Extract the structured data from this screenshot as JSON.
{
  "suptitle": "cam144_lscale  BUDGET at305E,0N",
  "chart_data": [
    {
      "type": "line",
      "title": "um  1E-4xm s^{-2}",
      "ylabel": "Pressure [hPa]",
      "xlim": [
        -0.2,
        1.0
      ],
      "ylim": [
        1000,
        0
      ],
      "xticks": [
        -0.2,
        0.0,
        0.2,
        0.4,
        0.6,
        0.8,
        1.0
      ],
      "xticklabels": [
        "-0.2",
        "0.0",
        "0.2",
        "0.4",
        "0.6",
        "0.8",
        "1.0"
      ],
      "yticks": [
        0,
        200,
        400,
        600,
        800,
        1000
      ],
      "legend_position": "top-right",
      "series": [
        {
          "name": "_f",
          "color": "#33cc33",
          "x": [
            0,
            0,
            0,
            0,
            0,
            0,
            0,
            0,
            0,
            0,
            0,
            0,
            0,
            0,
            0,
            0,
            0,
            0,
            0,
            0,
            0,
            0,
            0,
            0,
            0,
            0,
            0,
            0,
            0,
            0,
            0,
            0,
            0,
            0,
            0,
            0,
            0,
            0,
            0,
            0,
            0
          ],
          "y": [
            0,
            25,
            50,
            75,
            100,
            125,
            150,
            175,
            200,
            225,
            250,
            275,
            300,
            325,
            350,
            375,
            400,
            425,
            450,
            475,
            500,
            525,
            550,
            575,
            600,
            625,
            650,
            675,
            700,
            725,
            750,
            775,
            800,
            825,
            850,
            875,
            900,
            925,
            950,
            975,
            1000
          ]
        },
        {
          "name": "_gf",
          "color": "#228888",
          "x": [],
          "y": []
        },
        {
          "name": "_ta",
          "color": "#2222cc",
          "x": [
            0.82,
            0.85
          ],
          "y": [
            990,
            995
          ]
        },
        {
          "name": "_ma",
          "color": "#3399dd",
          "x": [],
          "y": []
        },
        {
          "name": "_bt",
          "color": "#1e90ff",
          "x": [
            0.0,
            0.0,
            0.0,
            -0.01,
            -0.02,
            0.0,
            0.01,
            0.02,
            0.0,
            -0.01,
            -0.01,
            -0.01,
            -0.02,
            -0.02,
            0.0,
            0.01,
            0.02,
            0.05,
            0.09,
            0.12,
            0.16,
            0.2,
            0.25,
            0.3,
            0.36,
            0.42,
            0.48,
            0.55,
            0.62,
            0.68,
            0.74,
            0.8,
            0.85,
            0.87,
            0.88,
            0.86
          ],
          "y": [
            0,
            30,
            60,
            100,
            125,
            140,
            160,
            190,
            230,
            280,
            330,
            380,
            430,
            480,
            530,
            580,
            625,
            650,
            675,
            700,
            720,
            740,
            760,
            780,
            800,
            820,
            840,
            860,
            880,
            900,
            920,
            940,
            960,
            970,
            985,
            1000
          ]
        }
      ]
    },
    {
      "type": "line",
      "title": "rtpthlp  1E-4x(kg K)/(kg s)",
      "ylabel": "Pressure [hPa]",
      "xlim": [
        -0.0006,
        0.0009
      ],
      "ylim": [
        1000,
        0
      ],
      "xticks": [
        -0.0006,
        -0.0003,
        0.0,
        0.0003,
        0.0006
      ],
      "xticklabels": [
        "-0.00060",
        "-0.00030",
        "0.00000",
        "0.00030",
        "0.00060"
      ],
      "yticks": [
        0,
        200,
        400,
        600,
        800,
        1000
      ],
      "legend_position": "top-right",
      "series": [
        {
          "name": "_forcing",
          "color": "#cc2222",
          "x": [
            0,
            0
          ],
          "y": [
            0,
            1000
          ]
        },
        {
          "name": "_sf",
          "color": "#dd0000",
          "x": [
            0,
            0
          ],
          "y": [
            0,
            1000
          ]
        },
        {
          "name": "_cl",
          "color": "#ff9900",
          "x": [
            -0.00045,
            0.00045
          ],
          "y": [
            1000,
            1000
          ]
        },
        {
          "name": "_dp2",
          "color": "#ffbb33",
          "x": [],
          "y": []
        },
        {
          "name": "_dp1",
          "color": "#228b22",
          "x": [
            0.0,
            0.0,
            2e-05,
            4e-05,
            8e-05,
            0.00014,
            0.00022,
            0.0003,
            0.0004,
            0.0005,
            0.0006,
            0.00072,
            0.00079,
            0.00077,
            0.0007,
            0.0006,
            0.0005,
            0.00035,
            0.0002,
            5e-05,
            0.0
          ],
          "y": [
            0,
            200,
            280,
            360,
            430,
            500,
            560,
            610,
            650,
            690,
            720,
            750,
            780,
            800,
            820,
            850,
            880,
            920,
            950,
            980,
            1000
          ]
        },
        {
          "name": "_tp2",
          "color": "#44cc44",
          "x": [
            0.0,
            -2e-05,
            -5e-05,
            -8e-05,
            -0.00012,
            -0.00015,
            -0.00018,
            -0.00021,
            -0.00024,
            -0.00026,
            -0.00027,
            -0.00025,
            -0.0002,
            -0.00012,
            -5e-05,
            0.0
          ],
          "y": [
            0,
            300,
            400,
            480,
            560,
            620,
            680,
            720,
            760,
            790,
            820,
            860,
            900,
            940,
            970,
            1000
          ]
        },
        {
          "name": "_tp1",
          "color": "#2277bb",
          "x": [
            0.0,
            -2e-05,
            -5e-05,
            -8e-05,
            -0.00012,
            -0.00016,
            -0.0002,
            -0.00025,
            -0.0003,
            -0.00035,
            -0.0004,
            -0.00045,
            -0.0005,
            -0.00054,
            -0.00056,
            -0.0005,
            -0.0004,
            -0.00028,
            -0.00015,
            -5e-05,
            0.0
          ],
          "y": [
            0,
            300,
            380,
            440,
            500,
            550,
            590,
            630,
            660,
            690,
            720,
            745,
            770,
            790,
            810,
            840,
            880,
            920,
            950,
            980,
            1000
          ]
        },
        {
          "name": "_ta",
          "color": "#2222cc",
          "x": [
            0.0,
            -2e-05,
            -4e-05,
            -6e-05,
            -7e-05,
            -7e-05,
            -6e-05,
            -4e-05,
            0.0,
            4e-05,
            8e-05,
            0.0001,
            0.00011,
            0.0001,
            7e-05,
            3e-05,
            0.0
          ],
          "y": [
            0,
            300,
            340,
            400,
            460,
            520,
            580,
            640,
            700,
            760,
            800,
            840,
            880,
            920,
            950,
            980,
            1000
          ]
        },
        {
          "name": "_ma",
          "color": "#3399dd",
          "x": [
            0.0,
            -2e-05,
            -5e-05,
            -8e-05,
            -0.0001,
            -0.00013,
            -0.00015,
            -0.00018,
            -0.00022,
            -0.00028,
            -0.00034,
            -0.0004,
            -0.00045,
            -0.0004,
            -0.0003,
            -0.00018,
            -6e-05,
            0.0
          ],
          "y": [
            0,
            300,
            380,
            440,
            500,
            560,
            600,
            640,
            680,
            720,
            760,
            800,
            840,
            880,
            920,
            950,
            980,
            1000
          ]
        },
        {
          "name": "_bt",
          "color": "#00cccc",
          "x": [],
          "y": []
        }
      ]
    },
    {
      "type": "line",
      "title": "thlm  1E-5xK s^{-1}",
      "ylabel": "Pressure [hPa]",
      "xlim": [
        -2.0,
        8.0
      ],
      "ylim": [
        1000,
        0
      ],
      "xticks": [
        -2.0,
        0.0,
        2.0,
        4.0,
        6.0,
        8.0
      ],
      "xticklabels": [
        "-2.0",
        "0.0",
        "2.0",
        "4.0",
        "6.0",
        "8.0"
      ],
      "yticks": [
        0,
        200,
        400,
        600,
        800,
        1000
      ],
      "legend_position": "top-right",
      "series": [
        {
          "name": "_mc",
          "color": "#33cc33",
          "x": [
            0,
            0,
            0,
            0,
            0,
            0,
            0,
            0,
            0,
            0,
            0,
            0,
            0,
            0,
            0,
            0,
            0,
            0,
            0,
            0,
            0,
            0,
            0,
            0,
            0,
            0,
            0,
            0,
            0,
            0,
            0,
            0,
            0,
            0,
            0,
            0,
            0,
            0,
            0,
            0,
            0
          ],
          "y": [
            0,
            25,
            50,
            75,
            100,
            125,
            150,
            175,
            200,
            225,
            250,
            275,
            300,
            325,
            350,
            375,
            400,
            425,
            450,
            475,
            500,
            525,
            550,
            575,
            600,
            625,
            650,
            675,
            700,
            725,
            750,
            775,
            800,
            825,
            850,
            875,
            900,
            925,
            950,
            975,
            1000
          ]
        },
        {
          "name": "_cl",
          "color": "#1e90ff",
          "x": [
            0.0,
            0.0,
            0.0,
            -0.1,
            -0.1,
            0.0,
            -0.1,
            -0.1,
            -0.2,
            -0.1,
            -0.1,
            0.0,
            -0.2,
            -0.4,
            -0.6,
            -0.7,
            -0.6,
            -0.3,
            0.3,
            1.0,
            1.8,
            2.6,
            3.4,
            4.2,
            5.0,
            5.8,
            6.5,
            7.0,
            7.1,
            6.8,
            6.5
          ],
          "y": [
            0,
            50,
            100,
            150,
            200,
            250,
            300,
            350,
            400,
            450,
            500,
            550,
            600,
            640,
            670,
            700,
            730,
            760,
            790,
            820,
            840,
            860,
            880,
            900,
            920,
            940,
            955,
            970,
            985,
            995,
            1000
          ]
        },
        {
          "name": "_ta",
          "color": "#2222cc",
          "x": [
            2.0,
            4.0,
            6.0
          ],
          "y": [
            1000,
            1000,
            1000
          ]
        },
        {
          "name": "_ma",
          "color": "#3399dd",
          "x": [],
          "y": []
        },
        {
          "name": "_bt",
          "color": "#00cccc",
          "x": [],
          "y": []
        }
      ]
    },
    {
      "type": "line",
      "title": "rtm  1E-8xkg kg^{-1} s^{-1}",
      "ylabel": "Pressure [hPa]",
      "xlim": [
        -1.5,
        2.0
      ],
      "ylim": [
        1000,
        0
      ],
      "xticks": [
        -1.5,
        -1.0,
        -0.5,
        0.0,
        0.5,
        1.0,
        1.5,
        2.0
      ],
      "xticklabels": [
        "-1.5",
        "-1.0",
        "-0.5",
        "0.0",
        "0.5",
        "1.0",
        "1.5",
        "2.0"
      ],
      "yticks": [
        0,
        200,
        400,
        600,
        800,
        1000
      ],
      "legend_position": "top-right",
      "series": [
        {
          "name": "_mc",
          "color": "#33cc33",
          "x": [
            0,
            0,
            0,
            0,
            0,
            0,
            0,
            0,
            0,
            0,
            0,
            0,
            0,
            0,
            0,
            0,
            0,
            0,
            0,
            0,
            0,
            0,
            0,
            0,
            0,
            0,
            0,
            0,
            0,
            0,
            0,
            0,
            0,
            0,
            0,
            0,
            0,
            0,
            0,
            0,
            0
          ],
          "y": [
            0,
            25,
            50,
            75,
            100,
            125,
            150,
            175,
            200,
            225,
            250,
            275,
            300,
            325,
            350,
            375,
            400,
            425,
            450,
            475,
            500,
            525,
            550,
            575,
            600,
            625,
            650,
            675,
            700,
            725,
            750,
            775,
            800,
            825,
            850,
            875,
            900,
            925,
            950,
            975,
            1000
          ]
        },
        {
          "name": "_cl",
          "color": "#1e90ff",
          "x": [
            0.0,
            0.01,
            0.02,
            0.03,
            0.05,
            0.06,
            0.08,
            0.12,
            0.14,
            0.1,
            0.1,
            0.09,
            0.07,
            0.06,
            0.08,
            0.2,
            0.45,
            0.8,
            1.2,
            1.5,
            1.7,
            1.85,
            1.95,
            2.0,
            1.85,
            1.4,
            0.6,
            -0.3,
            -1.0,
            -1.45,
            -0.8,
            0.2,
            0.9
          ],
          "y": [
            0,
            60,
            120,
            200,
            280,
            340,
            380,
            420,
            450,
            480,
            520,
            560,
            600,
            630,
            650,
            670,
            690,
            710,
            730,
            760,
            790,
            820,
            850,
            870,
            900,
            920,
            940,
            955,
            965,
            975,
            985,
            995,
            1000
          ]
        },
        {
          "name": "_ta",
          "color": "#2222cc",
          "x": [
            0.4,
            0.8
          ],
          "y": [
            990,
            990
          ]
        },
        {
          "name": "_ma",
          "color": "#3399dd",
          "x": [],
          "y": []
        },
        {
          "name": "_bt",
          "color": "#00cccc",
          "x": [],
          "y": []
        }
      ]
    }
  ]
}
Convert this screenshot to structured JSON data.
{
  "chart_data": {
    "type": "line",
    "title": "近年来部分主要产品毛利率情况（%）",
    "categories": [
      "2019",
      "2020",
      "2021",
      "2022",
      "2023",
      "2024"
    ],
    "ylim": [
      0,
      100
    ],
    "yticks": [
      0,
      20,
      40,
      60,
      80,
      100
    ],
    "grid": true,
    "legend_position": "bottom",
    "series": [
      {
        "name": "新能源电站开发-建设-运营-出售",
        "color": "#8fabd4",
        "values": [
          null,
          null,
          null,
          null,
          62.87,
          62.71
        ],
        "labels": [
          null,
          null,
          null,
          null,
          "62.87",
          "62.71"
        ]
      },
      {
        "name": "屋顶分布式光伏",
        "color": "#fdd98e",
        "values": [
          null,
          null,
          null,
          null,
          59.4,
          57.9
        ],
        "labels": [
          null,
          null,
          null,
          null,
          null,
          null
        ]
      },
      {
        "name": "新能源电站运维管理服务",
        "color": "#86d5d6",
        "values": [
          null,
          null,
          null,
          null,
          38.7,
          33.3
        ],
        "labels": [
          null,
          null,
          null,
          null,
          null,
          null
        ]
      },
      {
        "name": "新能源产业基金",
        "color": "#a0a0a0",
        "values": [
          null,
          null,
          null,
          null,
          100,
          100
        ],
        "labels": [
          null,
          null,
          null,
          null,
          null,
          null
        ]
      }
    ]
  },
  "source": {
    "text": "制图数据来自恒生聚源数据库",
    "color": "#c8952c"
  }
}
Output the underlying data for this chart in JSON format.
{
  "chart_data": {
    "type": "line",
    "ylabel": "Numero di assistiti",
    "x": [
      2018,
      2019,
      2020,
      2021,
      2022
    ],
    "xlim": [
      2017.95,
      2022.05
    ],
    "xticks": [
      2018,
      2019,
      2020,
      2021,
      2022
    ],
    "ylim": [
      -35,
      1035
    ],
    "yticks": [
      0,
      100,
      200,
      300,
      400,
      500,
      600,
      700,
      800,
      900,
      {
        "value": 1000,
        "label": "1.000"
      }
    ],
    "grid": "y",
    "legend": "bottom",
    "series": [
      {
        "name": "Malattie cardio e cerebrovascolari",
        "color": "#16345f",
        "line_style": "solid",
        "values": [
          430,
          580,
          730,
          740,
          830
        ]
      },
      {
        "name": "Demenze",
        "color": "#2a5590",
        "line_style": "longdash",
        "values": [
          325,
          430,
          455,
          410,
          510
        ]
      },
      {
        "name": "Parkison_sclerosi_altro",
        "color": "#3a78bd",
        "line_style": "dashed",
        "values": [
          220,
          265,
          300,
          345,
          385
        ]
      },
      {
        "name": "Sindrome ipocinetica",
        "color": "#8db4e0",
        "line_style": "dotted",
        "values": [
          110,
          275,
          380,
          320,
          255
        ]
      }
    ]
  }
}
--*--
# Task description:
Repeat only the stretch of lines that begins at the line containing "Output the underlying" and ends at the last line above, both included.

# Problem solution:
Output the underlying data for this chart in JSON format.
{
  "chart_data": {
    "type": "line",
    "ylabel": "Numero di assistiti",
    "x": [
      2018,
      2019,
      2020,
      2021,
      2022
    ],
    "xlim": [
      2017.95,
      2022.05
    ],
    "xticks": [
      2018,
      2019,
      2020,
      2021,
      2022
    ],
    "ylim": [
      -35,
      1035
    ],
    "yticks": [
      0,
      100,
      200,
      300,
      400,
      500,
      600,
      700,
      800,
      900,
      {
        "value": 1000,
        "label": "1.000"
      }
    ],
    "grid": "y",
    "legend": "bottom",
    "series": [
      {
        "name": "Malattie cardio e cerebrovascolari",
        "color": "#16345f",
        "line_style": "solid",
        "values": [
          430,
          580,
          730,
          740,
          830
        ]
      },
      {
        "name": "Demenze",
        "color": "#2a5590",
        "line_style": "longdash",
        "values": [
          325,
          430,
          455,
          410,
          510
        ]
      },
      {
        "name": "Parkison_sclerosi_altro",
        "color": "#3a78bd",
        "line_style": "dashed",
        "values": [
          220,
          265,
          300,
          345,
          385
        ]
      },
      {
        "name": "Sindrome ipocinetica",
        "color": "#8db4e0",
        "line_style": "dotted",
        "values": [
          110,
          275,
          380,
          320,
          255
        ]
      }
    ]
  }
}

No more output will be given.